So when the winners – which will be on display at Warehouse421 in Abu Dhabi from Tuesday, November 15, until February 9 – were announced during the summer, she did not even bother to check the results.

“I only decided to submit something at the very last minute,” says the 22-year-old designer, who learnt of her inclusion in the top 100 entries from a friend. “I’d seen the competition advertised on Instagram, but wasn’t going to enter – then I realised that I already had something I could submit.

“I really wasn’t expecting to get into the top 100. I was shocked.”

Bakhasab’s entry was a linocut – an image carved into a piece of linoleum, which is then inked to make prints. Although it was her response to a 2014 student assignment, the work could have been custom-made for the competition.

Bakhasab’s portrait is of a woman whose hair contains a quote “I told my dreams to come and they rose”, from the Lebanese-American artist, poet and writer Khalil Gibran.

Not only was the poster designed and produced in the Arab world, it was created within an academic context and was less than three years old, all of which were among the key criteria for entries – although commercial and self-promotional posters were also allowed.

“We didn’t want to limit the competition to people who only use Arabic,” says Ahmad Saqfalhait, acting head of graphic design at the German University in Cairo and a co-founder of the contest. “If the work was published in an Arabic-speaking country for Arab people, that made it legitimate for submission.”

Originally launched as a not-for-profit student project by Saqfalhait and fellow academics at the German University in Cairo, the aim of 100 Best Arabic Posters is to celebrate contemporary visual culture in the Arab world while encouraging designers in the region.

“We wanted to offer our graduate students a live project to work on after they had completed their Bachelor’s [degree],” says Saqfalhait. “So we divided the students into groups to develop the concept for the competition, the logo and its visual identity, while another group worked on the website and another on the communications strategy and media production.”

The competition received more than 1,200 submissions from 17 countries, which were whittled down to 100 winning entries, from 75 designers. The international judging panel included Lebanese-Egyptian artist, designer and art historian Bahia Shehab, and Paris-based Hervé Matine, one of the founders of the annual Poster for Tomorrow competition.

“We want to document the visual language of how people who live in this region communicate locally and regionally, so that when people look back they will be able to see how it developed,” says Saqfalhait, who has been working with students in the region since 2011.

As well as the exhibition – which was staged in Jordan as part of Amman Design Week in September, and will travel to the RiseUp Summit in Cairo next month – the winning posters have been collected in a 152-page book produced to accompany the Warehouse421 show. 10 of the posters are available for sale in limited editions of 50, priced at Dh150.

Stored items from a collection:

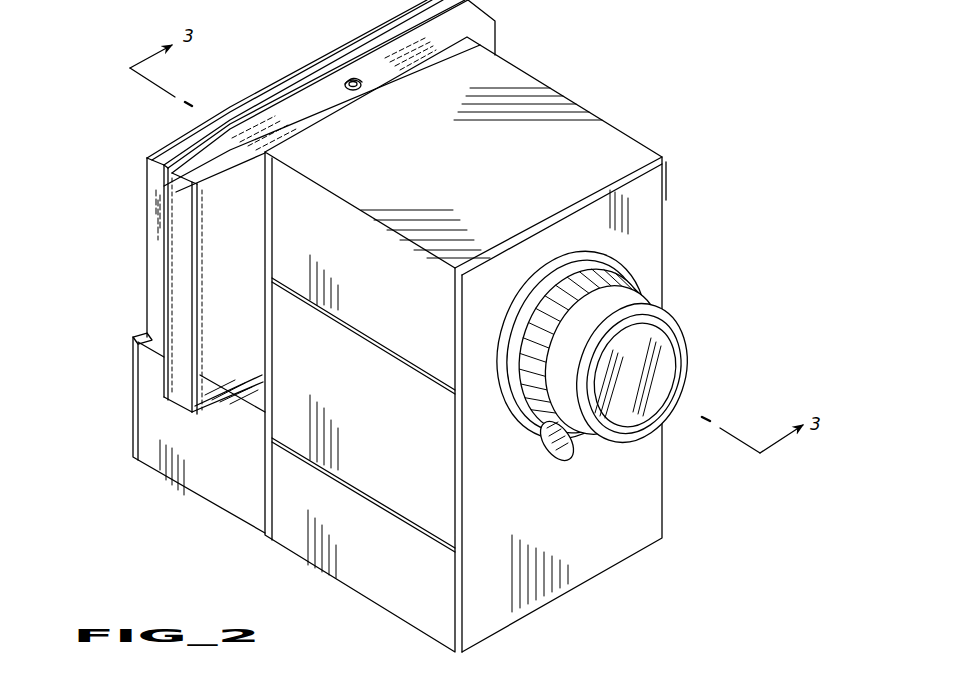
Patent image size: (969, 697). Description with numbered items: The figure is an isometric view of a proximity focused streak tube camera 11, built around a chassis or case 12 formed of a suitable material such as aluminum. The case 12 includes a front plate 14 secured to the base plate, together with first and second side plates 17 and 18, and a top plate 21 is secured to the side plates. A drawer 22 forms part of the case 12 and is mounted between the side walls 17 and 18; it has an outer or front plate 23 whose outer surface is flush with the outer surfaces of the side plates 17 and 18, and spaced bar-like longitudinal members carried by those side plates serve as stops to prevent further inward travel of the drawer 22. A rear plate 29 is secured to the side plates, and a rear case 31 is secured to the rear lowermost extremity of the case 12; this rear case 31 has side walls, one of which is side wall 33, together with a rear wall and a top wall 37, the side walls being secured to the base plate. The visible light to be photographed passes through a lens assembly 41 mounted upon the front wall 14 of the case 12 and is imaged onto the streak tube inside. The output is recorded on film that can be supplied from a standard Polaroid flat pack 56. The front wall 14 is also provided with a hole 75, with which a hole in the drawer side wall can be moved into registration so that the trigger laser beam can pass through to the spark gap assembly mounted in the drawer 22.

The streak tube camera 11 is at (486, 344).
The case 12 is at (667, 185).
The front plate 14 is at (621, 514).
The first side plate 17 is at (386, 584).
The second side plate 18 is at (391, 289).
The top plate 21 is at (546, 181).
The drawer 22 is at (384, 402).
The front plate of drawer 23 is at (392, 439).
The rear plate 29 is at (390, 80).
The rear case 31 is at (173, 433).
The side wall 33 is at (243, 494).
The top wall 37 is at (250, 412).
The lens assembly 41 is at (640, 292).
The Polaroid flat pack 56 is at (143, 181).
The hole 75 is at (573, 452).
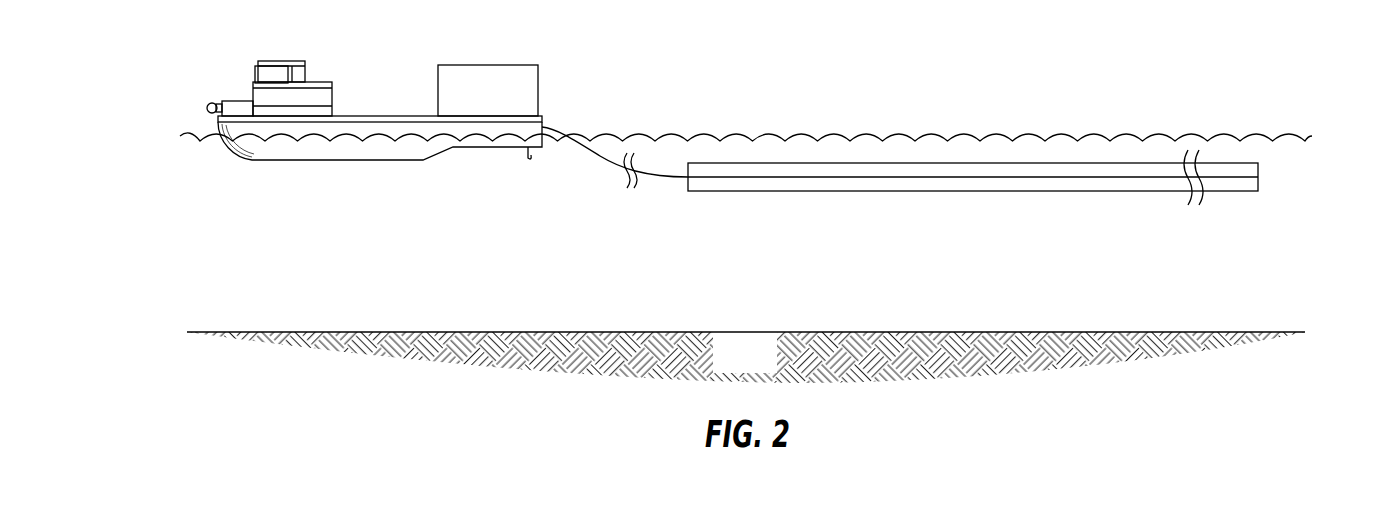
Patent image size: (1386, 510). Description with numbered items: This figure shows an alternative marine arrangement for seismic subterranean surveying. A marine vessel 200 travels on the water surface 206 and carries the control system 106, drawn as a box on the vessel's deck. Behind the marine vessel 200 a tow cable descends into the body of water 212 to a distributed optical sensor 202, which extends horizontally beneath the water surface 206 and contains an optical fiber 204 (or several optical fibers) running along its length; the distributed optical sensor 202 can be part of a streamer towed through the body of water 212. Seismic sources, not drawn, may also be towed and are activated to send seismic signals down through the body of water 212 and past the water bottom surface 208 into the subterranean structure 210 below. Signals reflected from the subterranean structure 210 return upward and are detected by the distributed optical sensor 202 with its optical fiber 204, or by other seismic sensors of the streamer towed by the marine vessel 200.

The control system 106 is at (488, 64).
The marine vessel 200 is at (352, 116).
The distributed optical sensor 202 is at (957, 191).
The optical fiber 204 is at (862, 178).
The water surface 206 is at (862, 136).
The water bottom surface 208 is at (790, 332).
The subterranean structure 210 is at (769, 367).
The body of water 212 is at (444, 248).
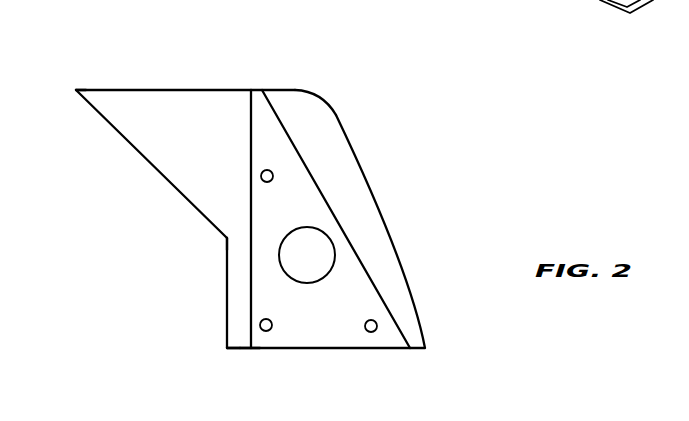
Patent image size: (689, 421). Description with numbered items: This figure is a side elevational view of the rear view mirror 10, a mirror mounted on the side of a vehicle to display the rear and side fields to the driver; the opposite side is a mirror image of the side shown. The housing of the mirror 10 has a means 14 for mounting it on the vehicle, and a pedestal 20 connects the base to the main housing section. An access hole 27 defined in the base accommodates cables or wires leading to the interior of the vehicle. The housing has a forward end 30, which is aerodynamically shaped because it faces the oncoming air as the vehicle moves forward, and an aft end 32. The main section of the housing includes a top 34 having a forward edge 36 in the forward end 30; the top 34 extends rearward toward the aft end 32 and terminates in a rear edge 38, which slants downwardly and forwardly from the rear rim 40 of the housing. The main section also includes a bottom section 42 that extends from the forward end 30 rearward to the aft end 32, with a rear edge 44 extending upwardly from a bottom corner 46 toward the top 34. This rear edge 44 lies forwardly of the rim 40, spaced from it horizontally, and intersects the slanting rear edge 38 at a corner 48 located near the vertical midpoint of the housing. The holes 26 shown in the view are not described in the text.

The rear view mirror 10 is at (628, 420).
The means for mounting 14 is at (272, 52).
The pedestal 20 is at (685, 0).
The mounting holes 26 is at (274, 176).
The access hole 27 is at (282, 272).
The forward end 30 is at (398, 148).
The aft end 32 is at (106, 257).
The top 34 is at (147, 89).
The forward edge 36 is at (333, 108).
The rear edge 38 is at (167, 183).
The rear rim 40 is at (76, 94).
The bottom section 42 is at (226, 343).
The rear edge 44 is at (225, 313).
The bottom corner 46 is at (240, 350).
The corner 48 is at (225, 243).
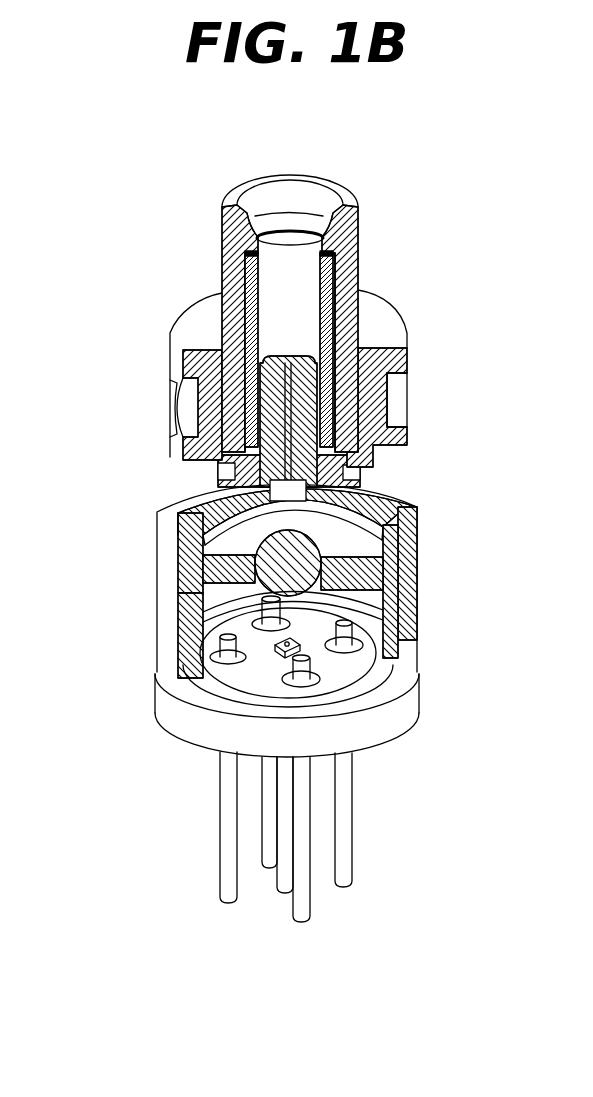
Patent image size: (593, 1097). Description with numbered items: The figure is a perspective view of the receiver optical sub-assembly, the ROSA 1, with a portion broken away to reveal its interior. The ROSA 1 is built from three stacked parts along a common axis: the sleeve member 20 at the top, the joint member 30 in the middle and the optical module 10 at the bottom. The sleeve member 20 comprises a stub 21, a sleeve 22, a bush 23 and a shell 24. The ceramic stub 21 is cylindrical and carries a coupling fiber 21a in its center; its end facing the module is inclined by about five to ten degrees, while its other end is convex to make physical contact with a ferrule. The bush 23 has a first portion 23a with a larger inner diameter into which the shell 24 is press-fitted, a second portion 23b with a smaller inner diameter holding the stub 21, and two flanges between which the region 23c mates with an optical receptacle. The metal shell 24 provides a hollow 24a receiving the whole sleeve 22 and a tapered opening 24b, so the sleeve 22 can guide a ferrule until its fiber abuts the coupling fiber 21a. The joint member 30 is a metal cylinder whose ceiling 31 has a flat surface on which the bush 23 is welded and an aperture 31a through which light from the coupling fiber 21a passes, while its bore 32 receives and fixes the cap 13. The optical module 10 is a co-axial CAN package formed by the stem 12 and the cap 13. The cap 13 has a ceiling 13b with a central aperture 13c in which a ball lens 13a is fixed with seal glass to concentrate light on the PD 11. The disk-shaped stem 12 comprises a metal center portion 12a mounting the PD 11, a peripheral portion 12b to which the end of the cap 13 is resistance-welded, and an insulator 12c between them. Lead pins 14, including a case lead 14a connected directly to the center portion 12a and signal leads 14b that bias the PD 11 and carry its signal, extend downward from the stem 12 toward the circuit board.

The ROSA 1 is at (379, 158).
The optical module 10 is at (115, 552).
The PD 11 is at (277, 653).
The stem 12 is at (420, 683).
The center portion 12a is at (228, 679).
The peripheral portion 12b is at (355, 700).
The insulator 12c is at (365, 678).
The cap 13 is at (418, 625).
The lens 13a is at (312, 566).
The ceiling 13b is at (187, 605).
The aperture 13c is at (385, 596).
The lead pins 14 is at (378, 933).
The case lead 14a is at (285, 893).
The signal leads 14b is at (262, 835).
The sleeve member 20 is at (122, 192).
The stub 21 is at (288, 355).
The coupling fiber 21a is at (396, 391).
The sleeve 22 is at (340, 273).
The bush 23 is at (405, 324).
The first portion 23a is at (220, 376).
The second portion 23b is at (217, 461).
The flange gap 23c is at (196, 409).
The shell 24 is at (222, 238).
The hollow 24a is at (245, 272).
The tapered opening 24b is at (314, 205).
The joint member 30 is at (83, 442).
The ceiling 31 is at (410, 477).
The aperture 31a is at (200, 524).
The bore 32 is at (400, 519).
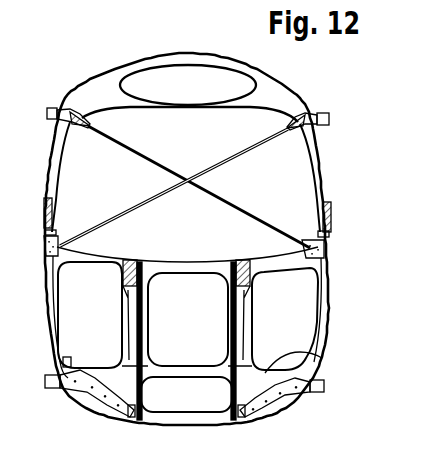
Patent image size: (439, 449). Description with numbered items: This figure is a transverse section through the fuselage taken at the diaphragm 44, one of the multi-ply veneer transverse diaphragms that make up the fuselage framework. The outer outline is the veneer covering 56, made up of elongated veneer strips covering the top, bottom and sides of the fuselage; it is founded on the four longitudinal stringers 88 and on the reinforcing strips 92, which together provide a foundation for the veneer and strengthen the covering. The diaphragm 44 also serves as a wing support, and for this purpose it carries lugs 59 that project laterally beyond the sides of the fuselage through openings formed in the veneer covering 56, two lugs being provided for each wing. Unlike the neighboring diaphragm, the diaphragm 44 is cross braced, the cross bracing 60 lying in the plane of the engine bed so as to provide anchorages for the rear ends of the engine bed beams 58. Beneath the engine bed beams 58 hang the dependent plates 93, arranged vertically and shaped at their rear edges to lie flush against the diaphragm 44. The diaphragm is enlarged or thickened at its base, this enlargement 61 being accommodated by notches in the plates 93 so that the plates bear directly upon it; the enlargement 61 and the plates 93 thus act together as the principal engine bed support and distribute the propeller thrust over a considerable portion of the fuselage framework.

The veneer covering 56 is at (49, 176).
The lugs 59 is at (46, 117).
The stringers 88 is at (61, 353).
The reinforcing strips 92 is at (46, 213).
The diaphragm 44 is at (326, 255).
The engine bed beams 58 is at (124, 260).
The cross bracing 60 is at (197, 262).
The dependent plates 93 is at (231, 332).
The enlargement 61 is at (306, 360).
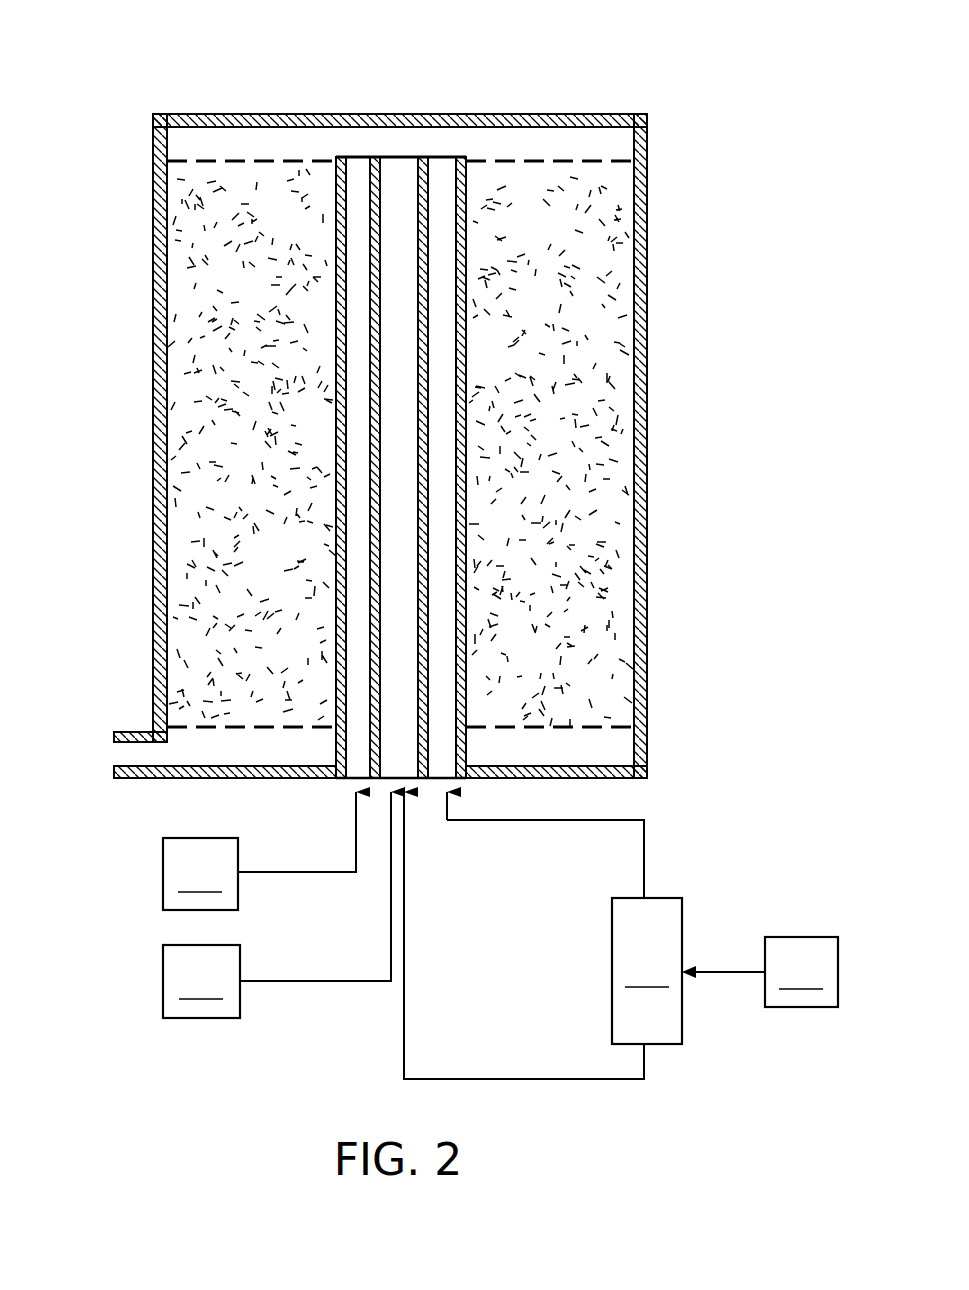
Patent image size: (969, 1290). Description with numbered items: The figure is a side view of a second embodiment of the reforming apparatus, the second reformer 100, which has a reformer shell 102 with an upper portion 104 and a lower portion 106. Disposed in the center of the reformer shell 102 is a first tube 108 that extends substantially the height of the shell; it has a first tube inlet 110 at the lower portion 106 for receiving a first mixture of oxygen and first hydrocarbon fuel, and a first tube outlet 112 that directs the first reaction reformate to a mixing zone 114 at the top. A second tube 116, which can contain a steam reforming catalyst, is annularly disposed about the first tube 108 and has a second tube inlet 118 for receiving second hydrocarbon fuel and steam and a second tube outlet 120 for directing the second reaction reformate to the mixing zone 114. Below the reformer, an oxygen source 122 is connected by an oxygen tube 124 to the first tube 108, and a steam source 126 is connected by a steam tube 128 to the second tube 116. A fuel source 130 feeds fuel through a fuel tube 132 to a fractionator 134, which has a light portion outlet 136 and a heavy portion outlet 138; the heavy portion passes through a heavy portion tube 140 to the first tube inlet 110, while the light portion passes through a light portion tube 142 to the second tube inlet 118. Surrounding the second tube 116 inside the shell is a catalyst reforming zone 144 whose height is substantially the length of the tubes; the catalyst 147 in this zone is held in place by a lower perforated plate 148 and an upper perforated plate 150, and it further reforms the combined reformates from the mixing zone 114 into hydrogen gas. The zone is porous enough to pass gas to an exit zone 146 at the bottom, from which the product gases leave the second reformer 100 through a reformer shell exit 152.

The second reformer 100 is at (120, 116).
The reformer shell 102 is at (647, 490).
The upper portion 104 is at (647, 201).
The lower portion 106 is at (647, 691).
The first tube 108 is at (333, 703).
The first tube inlet 110 is at (408, 781).
The first tube outlet 112 is at (402, 156).
The mixing zone 114 is at (531, 142).
The second tube 116 is at (341, 745).
The second tube inlet 118 is at (352, 792).
The second tube outlet 120 is at (356, 156).
The oxygen source 122 is at (201, 981).
The oxygen tube 124 is at (283, 982).
The steam source 126 is at (200, 874).
The steam tube 128 is at (281, 877).
The fuel source 130 is at (801, 972).
The fuel tube 132 is at (720, 972).
The fractionator 134 is at (647, 971).
The light portion outlet 136 is at (647, 898).
The heavy portion outlet 138 is at (648, 1047).
The heavy portion tube 140 is at (507, 1079).
The light portion tube 142 is at (569, 820).
The catalyst reforming zone 144 is at (593, 342).
The exit zone 146 is at (612, 748).
The catalyst 147 is at (207, 330).
The lower perforated plate 148 is at (197, 724).
The upper perforated plate 150 is at (202, 160).
The reformer shell exit 152 is at (115, 752).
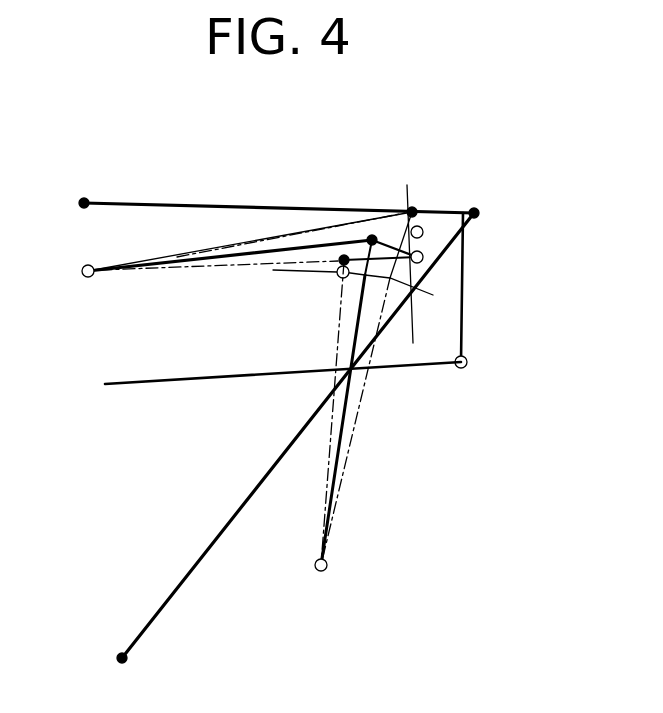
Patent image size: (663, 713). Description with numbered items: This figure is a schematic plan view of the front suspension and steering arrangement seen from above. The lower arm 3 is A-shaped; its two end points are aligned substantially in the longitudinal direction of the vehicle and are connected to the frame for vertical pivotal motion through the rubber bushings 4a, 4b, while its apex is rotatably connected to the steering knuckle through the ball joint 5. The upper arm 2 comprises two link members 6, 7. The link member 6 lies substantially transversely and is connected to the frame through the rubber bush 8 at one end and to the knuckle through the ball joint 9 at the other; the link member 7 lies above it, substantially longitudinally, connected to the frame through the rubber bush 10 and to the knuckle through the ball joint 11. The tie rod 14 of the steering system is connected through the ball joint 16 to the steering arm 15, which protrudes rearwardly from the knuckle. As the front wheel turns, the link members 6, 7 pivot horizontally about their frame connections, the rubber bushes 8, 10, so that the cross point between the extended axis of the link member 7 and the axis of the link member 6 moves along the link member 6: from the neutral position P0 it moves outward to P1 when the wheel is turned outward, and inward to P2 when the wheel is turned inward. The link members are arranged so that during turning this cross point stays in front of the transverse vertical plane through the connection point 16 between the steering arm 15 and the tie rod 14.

The upper arm 2 is at (323, 208).
The lower arm 3 is at (207, 552).
The rubber bushing 4a is at (84, 198).
The rubber bushing 4b is at (127, 660).
The ball joint 5 is at (479, 212).
The link member 6 is at (275, 247).
The link member 7 is at (340, 430).
The rubber bush 8 is at (82, 271).
The ball joint 9 is at (422, 227).
The rubber bush 10 is at (327, 565).
The ball joint 11 is at (343, 279).
The tie rod 14 is at (192, 383).
The steering arm 15 is at (463, 285).
The ball joint 16 is at (467, 366).
The cross point in neutral position P0 is at (372, 236).
The cross point in outward turn P1 is at (412, 207).
The cross point in inward turn P2 is at (340, 264).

DO THIS: Write what comes next in the article about the 100 Best Arabic Posters competition, starting after its final sentence.

EXERCISE ANSWER:
“Posters are the most affordable means of visual communication and this competition reminds people of how strong and beautifully-crafted posters can be,” says Saqfalhait.

Also among the 100 winners is The Source of the Yoghurt Street, a light-hearted poster designed by Waraq, a Beirut-based artistic and cultural non-governmental organisation that supports, promotes and connects artists and designers in the Arab region.

The poster depicts the ingredients of a popular Lebanese dish, shishbarak, but doubles as a portrait of the people who live on the street where Waraq has its headquarters – Nabeh El Laban Street in the Beirut neighbourhood of Mazraa. “It’s a portrait of our neighbours and the neighbourhood as well as a kind of free-form recipe that illustrates the key ingredients of the dish,” says illustrator and animator David Habchy, one of the founders of the Waraq collective.

For Habchy, competitions such as 100 Best Arabic Posters not only offer a platform to encourage students and celebrate the visual culture of the region, they also help to raise the standard of the practice and discourse of design.

“If you want to set the standard for design in the region or to have critical thinking about design, its very important to have more competitions like this because we don’t have many critics or people commenting on published work,” he says.

“Designers need to compare their work with other artists and to see the highlights of what’s being produced in other countries because it’s interesting to see what’s being created out of the same ingredients, if you like.”

In that spirit of comparison, Warehouse421 is displaying 100 Best Arabic Posters alongside a rehang of Community & Critique, an exhibition of work by this year's graduates from the Salama Emerging Artists Fellowship.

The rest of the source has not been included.